REQUEST — Reproduce the material below verbatim, keeping each line and its order unchanged.

RECORDS —
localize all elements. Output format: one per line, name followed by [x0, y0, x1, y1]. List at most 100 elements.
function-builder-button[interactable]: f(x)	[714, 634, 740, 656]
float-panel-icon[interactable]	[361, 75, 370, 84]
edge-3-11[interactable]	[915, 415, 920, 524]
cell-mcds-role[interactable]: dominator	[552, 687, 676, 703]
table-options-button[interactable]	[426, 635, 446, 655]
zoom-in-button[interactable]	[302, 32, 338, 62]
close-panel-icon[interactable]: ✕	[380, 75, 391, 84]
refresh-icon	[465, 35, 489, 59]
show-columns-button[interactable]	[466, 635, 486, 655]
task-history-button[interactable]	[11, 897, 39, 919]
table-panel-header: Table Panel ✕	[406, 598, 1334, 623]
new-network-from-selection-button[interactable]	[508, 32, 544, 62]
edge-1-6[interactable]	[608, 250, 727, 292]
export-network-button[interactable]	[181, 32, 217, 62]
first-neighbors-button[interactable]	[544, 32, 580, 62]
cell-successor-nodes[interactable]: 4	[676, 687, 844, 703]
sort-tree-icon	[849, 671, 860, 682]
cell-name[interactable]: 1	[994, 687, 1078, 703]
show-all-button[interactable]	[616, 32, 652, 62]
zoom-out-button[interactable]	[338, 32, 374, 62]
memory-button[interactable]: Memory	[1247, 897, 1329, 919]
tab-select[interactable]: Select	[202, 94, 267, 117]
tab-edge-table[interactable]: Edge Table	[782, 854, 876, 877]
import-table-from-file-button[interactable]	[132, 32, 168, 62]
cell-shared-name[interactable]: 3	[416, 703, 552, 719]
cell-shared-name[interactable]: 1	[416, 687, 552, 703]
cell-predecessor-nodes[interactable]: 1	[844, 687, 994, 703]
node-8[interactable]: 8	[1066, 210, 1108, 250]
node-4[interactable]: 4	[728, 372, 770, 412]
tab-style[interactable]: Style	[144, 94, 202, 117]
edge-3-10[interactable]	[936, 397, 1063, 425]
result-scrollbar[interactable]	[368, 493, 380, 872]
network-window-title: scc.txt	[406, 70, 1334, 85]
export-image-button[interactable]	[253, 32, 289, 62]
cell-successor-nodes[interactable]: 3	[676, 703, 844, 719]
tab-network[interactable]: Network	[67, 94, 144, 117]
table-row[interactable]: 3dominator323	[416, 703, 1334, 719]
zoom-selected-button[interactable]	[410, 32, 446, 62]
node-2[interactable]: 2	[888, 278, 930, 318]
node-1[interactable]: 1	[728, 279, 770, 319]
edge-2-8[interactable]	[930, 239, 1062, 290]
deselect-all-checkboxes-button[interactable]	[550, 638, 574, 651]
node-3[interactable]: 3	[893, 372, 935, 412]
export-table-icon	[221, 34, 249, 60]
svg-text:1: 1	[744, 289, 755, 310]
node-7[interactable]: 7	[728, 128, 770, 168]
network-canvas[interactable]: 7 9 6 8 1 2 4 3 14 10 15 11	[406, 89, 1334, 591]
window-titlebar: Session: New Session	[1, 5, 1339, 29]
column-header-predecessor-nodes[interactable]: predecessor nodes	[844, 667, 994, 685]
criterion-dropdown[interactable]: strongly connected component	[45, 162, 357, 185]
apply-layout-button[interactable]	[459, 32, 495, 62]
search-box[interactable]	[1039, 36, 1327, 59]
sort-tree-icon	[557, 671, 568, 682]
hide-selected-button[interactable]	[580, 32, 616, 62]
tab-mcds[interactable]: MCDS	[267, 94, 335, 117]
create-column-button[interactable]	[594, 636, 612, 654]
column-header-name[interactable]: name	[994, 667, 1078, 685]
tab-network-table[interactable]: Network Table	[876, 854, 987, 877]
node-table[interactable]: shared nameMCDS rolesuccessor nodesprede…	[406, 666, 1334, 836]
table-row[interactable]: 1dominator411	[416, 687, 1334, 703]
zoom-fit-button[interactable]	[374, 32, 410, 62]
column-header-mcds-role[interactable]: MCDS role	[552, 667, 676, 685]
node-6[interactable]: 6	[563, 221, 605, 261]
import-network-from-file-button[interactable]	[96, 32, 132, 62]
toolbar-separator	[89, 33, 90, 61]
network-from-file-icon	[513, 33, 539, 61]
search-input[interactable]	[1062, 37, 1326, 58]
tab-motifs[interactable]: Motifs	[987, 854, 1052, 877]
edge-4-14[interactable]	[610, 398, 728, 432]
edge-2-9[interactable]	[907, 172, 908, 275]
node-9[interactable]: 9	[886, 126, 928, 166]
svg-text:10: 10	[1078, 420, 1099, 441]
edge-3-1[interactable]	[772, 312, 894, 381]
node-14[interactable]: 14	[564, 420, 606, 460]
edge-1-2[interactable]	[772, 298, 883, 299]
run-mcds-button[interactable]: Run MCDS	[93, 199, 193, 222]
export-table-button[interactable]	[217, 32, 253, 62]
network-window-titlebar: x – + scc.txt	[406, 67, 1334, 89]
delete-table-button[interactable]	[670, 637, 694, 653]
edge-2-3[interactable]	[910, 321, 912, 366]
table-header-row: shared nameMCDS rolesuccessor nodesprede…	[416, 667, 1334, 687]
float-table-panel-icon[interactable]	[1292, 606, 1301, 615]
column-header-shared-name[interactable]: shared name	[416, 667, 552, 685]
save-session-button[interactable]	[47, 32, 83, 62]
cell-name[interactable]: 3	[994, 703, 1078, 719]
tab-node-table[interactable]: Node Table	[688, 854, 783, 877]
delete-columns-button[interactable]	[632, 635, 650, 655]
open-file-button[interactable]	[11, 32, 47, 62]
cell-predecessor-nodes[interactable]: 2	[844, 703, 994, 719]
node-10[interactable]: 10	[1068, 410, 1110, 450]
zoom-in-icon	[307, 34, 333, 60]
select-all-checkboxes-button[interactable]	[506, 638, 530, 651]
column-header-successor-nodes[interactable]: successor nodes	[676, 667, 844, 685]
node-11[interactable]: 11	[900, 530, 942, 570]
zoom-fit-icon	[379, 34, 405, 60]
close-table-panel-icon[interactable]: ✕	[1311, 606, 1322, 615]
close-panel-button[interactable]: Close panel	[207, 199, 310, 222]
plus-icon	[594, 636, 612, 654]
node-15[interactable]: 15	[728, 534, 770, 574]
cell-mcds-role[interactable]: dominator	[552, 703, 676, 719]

TASK RESPONSE —
localize all elements. Output format: one per line, name followed by [x0, y0, x1, y1]. List at most 100 elements.
function-builder-button[interactable]: f(x)	[714, 634, 740, 656]
float-panel-icon[interactable]	[361, 75, 370, 84]
edge-3-11[interactable]	[915, 415, 920, 524]
cell-mcds-role[interactable]: dominator	[552, 687, 676, 703]
table-options-button[interactable]	[426, 635, 446, 655]
zoom-in-button[interactable]	[302, 32, 338, 62]
close-panel-icon[interactable]: ✕	[380, 75, 391, 84]
refresh-icon	[465, 35, 489, 59]
show-columns-button[interactable]	[466, 635, 486, 655]
task-history-button[interactable]	[11, 897, 39, 919]
table-panel-header: Table Panel ✕	[406, 598, 1334, 623]
new-network-from-selection-button[interactable]	[508, 32, 544, 62]
edge-1-6[interactable]	[608, 250, 727, 292]
export-network-button[interactable]	[181, 32, 217, 62]
first-neighbors-button[interactable]	[544, 32, 580, 62]
cell-successor-nodes[interactable]: 4	[676, 687, 844, 703]
sort-tree-icon	[849, 671, 860, 682]
cell-name[interactable]: 1	[994, 687, 1078, 703]
show-all-button[interactable]	[616, 32, 652, 62]
zoom-out-button[interactable]	[338, 32, 374, 62]
memory-button[interactable]: Memory	[1247, 897, 1329, 919]
tab-select[interactable]: Select	[202, 94, 267, 117]
tab-edge-table[interactable]: Edge Table	[782, 854, 876, 877]
import-table-from-file-button[interactable]	[132, 32, 168, 62]
cell-shared-name[interactable]: 3	[416, 703, 552, 719]
cell-shared-name[interactable]: 1	[416, 687, 552, 703]
cell-predecessor-nodes[interactable]: 1	[844, 687, 994, 703]
node-8[interactable]: 8	[1066, 210, 1108, 250]
node-4[interactable]: 4	[728, 372, 770, 412]
tab-style[interactable]: Style	[144, 94, 202, 117]
edge-3-10[interactable]	[936, 397, 1063, 425]
result-scrollbar[interactable]	[368, 493, 380, 872]
network-window-title: scc.txt	[406, 70, 1334, 85]
export-image-button[interactable]	[253, 32, 289, 62]
cell-successor-nodes[interactable]: 3	[676, 703, 844, 719]
tab-network[interactable]: Network	[67, 94, 144, 117]
table-row[interactable]: 3dominator323	[416, 703, 1334, 719]
zoom-selected-button[interactable]	[410, 32, 446, 62]
node-2[interactable]: 2	[888, 278, 930, 318]
node-1[interactable]: 1	[728, 279, 770, 319]
edge-2-8[interactable]	[930, 239, 1062, 290]
deselect-all-checkboxes-button[interactable]	[550, 638, 574, 651]
node-3[interactable]: 3	[893, 372, 935, 412]
export-table-icon	[221, 34, 249, 60]
svg-text:1: 1	[744, 289, 755, 310]
node-7[interactable]: 7	[728, 128, 770, 168]
network-canvas[interactable]: 7 9 6 8 1 2 4 3 14 10 15 11	[406, 89, 1334, 591]
window-titlebar: Session: New Session	[1, 5, 1339, 29]
column-header-predecessor-nodes[interactable]: predecessor nodes	[844, 667, 994, 685]
criterion-dropdown[interactable]: strongly connected component	[45, 162, 357, 185]
apply-layout-button[interactable]	[459, 32, 495, 62]
search-box[interactable]	[1039, 36, 1327, 59]
sort-tree-icon	[557, 671, 568, 682]
hide-selected-button[interactable]	[580, 32, 616, 62]
tab-mcds[interactable]: MCDS	[267, 94, 335, 117]
create-column-button[interactable]	[594, 636, 612, 654]
column-header-name[interactable]: name	[994, 667, 1078, 685]
tab-network-table[interactable]: Network Table	[876, 854, 987, 877]
node-table[interactable]: shared nameMCDS rolesuccessor nodesprede…	[406, 666, 1334, 836]
table-row[interactable]: 1dominator411	[416, 687, 1334, 703]
zoom-fit-button[interactable]	[374, 32, 410, 62]
column-header-mcds-role[interactable]: MCDS role	[552, 667, 676, 685]
node-6[interactable]: 6	[563, 221, 605, 261]
import-network-from-file-button[interactable]	[96, 32, 132, 62]
toolbar-separator	[89, 33, 90, 61]
network-from-file-icon	[513, 33, 539, 61]
search-input[interactable]	[1062, 37, 1326, 58]
tab-motifs[interactable]: Motifs	[987, 854, 1052, 877]
edge-4-14[interactable]	[610, 398, 728, 432]
edge-2-9[interactable]	[907, 172, 908, 275]
node-9[interactable]: 9	[886, 126, 928, 166]
svg-text:10: 10	[1078, 420, 1099, 441]
edge-3-1[interactable]	[772, 312, 894, 381]
node-14[interactable]: 14	[564, 420, 606, 460]
edge-1-2[interactable]	[772, 298, 883, 299]
run-mcds-button[interactable]: Run MCDS	[93, 199, 193, 222]
export-table-button[interactable]	[217, 32, 253, 62]
network-window-titlebar: x – + scc.txt	[406, 67, 1334, 89]
delete-table-button[interactable]	[670, 637, 694, 653]
edge-2-3[interactable]	[910, 321, 912, 366]
table-header-row: shared nameMCDS rolesuccessor nodesprede…	[416, 667, 1334, 687]
float-table-panel-icon[interactable]	[1292, 606, 1301, 615]
column-header-shared-name[interactable]: shared name	[416, 667, 552, 685]
save-session-button[interactable]	[47, 32, 83, 62]
cell-name[interactable]: 3	[994, 703, 1078, 719]
tab-node-table[interactable]: Node Table	[688, 854, 783, 877]
delete-columns-button[interactable]	[632, 635, 650, 655]
open-file-button[interactable]	[11, 32, 47, 62]
cell-predecessor-nodes[interactable]: 2	[844, 703, 994, 719]
node-10[interactable]: 10	[1068, 410, 1110, 450]
zoom-in-icon	[307, 34, 333, 60]
select-all-checkboxes-button[interactable]	[506, 638, 530, 651]
column-header-successor-nodes[interactable]: successor nodes	[676, 667, 844, 685]
node-11[interactable]: 11	[900, 530, 942, 570]
zoom-fit-icon	[379, 34, 405, 60]
close-table-panel-icon[interactable]: ✕	[1311, 606, 1322, 615]
close-panel-button[interactable]: Close panel	[207, 199, 310, 222]
plus-icon	[594, 636, 612, 654]
node-15[interactable]: 15	[728, 534, 770, 574]
cell-mcds-role[interactable]: dominator	[552, 703, 676, 719]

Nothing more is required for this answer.